* Goal
What follows is a listing to be transcribed exactly.
------------
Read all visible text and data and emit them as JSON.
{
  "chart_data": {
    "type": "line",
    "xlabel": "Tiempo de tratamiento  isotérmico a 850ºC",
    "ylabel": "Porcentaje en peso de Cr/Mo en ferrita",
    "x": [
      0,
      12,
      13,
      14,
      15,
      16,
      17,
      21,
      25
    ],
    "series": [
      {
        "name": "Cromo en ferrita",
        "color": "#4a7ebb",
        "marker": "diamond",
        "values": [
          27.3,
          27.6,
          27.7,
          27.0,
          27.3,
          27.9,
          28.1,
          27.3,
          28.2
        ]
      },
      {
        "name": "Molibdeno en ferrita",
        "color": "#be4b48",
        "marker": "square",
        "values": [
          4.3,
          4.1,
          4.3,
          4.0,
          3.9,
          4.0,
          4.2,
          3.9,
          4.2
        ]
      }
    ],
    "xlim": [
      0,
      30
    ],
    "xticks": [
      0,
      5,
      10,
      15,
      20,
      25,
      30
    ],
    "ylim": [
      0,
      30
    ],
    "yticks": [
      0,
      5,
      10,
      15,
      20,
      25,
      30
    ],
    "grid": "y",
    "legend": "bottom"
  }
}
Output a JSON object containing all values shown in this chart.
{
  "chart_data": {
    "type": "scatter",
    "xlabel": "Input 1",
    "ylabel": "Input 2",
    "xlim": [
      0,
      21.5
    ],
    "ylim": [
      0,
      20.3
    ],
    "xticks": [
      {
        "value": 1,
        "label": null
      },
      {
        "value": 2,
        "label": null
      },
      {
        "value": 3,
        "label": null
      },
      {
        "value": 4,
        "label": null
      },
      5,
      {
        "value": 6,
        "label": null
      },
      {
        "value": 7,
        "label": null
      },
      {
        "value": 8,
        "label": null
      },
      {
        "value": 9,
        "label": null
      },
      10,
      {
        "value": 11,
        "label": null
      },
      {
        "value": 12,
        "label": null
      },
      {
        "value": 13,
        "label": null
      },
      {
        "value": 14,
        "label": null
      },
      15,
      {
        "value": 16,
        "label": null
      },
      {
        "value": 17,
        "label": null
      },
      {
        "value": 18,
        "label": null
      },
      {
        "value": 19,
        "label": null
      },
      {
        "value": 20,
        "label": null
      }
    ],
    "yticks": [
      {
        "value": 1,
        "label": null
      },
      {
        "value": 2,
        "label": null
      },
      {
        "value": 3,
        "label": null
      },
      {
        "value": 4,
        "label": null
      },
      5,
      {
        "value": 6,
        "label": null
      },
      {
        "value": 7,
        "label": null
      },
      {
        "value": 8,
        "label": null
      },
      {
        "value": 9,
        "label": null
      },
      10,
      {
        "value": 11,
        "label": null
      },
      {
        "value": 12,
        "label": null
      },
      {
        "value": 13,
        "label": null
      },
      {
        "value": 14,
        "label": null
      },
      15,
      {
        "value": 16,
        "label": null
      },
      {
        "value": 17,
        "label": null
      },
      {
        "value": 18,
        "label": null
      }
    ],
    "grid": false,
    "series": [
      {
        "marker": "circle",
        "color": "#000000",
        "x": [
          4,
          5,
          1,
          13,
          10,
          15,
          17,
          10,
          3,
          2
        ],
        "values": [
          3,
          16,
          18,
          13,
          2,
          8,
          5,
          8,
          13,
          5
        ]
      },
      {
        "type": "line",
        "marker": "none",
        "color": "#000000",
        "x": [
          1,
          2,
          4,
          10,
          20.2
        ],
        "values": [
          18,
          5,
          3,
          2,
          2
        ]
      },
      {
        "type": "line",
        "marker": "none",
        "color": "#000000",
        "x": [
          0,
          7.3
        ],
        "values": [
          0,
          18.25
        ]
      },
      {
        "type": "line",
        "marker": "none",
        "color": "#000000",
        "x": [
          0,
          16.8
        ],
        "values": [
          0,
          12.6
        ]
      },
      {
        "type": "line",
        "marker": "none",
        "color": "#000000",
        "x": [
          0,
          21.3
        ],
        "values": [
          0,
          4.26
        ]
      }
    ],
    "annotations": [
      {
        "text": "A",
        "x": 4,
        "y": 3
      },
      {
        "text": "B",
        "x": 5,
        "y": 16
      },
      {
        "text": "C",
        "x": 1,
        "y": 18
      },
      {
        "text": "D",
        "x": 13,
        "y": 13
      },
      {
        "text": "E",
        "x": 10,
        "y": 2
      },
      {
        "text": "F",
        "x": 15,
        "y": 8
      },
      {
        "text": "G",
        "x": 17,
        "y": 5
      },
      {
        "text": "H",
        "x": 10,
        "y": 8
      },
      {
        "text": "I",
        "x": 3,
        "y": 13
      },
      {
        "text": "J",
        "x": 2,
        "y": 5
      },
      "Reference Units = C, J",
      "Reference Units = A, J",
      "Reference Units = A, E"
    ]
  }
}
------------
* Answer in full
Read all visible text and data and emit them as JSON.
{
  "chart_data": {
    "type": "line",
    "xlabel": "Tiempo de tratamiento  isotérmico a 850ºC",
    "ylabel": "Porcentaje en peso de Cr/Mo en ferrita",
    "x": [
      0,
      12,
      13,
      14,
      15,
      16,
      17,
      21,
      25
    ],
    "series": [
      {
        "name": "Cromo en ferrita",
        "color": "#4a7ebb",
        "marker": "diamond",
        "values": [
          27.3,
          27.6,
          27.7,
          27.0,
          27.3,
          27.9,
          28.1,
          27.3,
          28.2
        ]
      },
      {
        "name": "Molibdeno en ferrita",
        "color": "#be4b48",
        "marker": "square",
        "values": [
          4.3,
          4.1,
          4.3,
          4.0,
          3.9,
          4.0,
          4.2,
          3.9,
          4.2
        ]
      }
    ],
    "xlim": [
      0,
      30
    ],
    "xticks": [
      0,
      5,
      10,
      15,
      20,
      25,
      30
    ],
    "ylim": [
      0,
      30
    ],
    "yticks": [
      0,
      5,
      10,
      15,
      20,
      25,
      30
    ],
    "grid": "y",
    "legend": "bottom"
  }
}
Output a JSON object containing all values shown in this chart.
{
  "chart_data": {
    "type": "scatter",
    "xlabel": "Input 1",
    "ylabel": "Input 2",
    "xlim": [
      0,
      21.5
    ],
    "ylim": [
      0,
      20.3
    ],
    "xticks": [
      {
        "value": 1,
        "label": null
      },
      {
        "value": 2,
        "label": null
      },
      {
        "value": 3,
        "label": null
      },
      {
        "value": 4,
        "label": null
      },
      5,
      {
        "value": 6,
        "label": null
      },
      {
        "value": 7,
        "label": null
      },
      {
        "value": 8,
        "label": null
      },
      {
        "value": 9,
        "label": null
      },
      10,
      {
        "value": 11,
        "label": null
      },
      {
        "value": 12,
        "label": null
      },
      {
        "value": 13,
        "label": null
      },
      {
        "value": 14,
        "label": null
      },
      15,
      {
        "value": 16,
        "label": null
      },
      {
        "value": 17,
        "label": null
      },
      {
        "value": 18,
        "label": null
      },
      {
        "value": 19,
        "label": null
      },
      {
        "value": 20,
        "label": null
      }
    ],
    "yticks": [
      {
        "value": 1,
        "label": null
      },
      {
        "value": 2,
        "label": null
      },
      {
        "value": 3,
        "label": null
      },
      {
        "value": 4,
        "label": null
      },
      5,
      {
        "value": 6,
        "label": null
      },
      {
        "value": 7,
        "label": null
      },
      {
        "value": 8,
        "label": null
      },
      {
        "value": 9,
        "label": null
      },
      10,
      {
        "value": 11,
        "label": null
      },
      {
        "value": 12,
        "label": null
      },
      {
        "value": 13,
        "label": null
      },
      {
        "value": 14,
        "label": null
      },
      15,
      {
        "value": 16,
        "label": null
      },
      {
        "value": 17,
        "label": null
      },
      {
        "value": 18,
        "label": null
      }
    ],
    "grid": false,
    "series": [
      {
        "marker": "circle",
        "color": "#000000",
        "x": [
          4,
          5,
          1,
          13,
          10,
          15,
          17,
          10,
          3,
          2
        ],
        "values": [
          3,
          16,
          18,
          13,
          2,
          8,
          5,
          8,
          13,
          5
        ]
      },
      {
        "type": "line",
        "marker": "none",
        "color": "#000000",
        "x": [
          1,
          2,
          4,
          10,
          20.2
        ],
        "values": [
          18,
          5,
          3,
          2,
          2
        ]
      },
      {
        "type": "line",
        "marker": "none",
        "color": "#000000",
        "x": [
          0,
          7.3
        ],
        "values": [
          0,
          18.25
        ]
      },
      {
        "type": "line",
        "marker": "none",
        "color": "#000000",
        "x": [
          0,
          16.8
        ],
        "values": [
          0,
          12.6
        ]
      },
      {
        "type": "line",
        "marker": "none",
        "color": "#000000",
        "x": [
          0,
          21.3
        ],
        "values": [
          0,
          4.26
        ]
      }
    ],
    "annotations": [
      {
        "text": "A",
        "x": 4,
        "y": 3
      },
      {
        "text": "B",
        "x": 5,
        "y": 16
      },
      {
        "text": "C",
        "x": 1,
        "y": 18
      },
      {
        "text": "D",
        "x": 13,
        "y": 13
      },
      {
        "text": "E",
        "x": 10,
        "y": 2
      },
      {
        "text": "F",
        "x": 15,
        "y": 8
      },
      {
        "text": "G",
        "x": 17,
        "y": 5
      },
      {
        "text": "H",
        "x": 10,
        "y": 8
      },
      {
        "text": "I",
        "x": 3,
        "y": 13
      },
      {
        "text": "J",
        "x": 2,
        "y": 5
      },
      "Reference Units = C, J",
      "Reference Units = A, J",
      "Reference Units = A, E"
    ]
  }
}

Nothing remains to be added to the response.